Stored data entries:
......

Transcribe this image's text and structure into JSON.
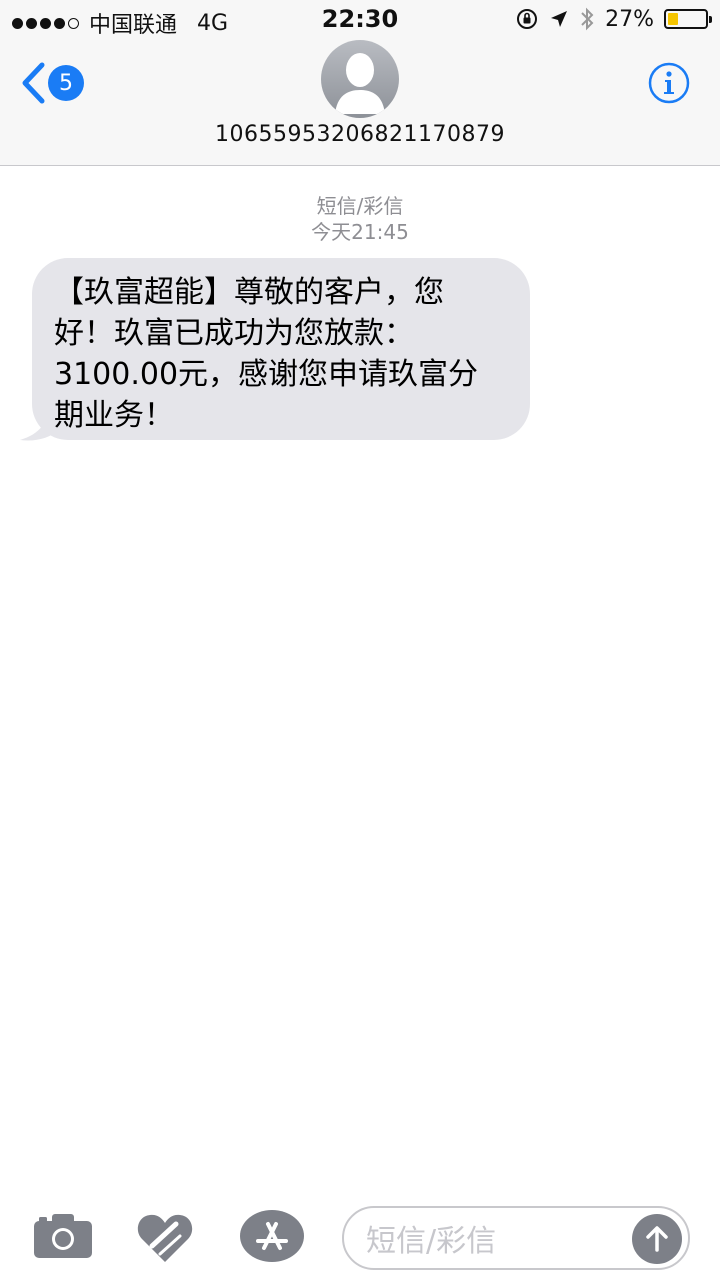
{
  "status_bar": {
    "carrier": "中国联通",
    "network": "4G",
    "time": "22:30",
    "battery": "27%",
    "battery_level": 0.27,
    "icons": [
      "orientation-lock-icon",
      "location-arrow-icon",
      "bluetooth-icon",
      "battery-icon"
    ]
  },
  "nav": {
    "back_count": "5",
    "contact": "10655953206821170879",
    "icons": [
      "back-chevron-icon",
      "contact-avatar-icon",
      "info-icon"
    ]
  },
  "conversation": {
    "service_type": "短信/彩信",
    "timestamp": "今天21:45",
    "messages": [
      {
        "direction": "incoming",
        "lines": [
          "【玖富超能】尊敬的客户，您",
          "好！玖富已成功为您放款：",
          "3100.00元，感谢您申请玖富分",
          "期业务！"
        ]
      }
    ]
  },
  "toolbar": {
    "input_placeholder": "短信/彩信",
    "icons": [
      "camera-icon",
      "digital-touch-icon",
      "app-store-icon",
      "send-arrow-icon"
    ]
  },
  "colors": {
    "accent": "#1a7cf5",
    "bubble": "#e5e5ea",
    "meta_text": "#8e8e93",
    "battery_fill": "#f5c500"
  }
}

......

Written instruction: What is the number of lines containing "arrow"? Give that number only.

Response below: 2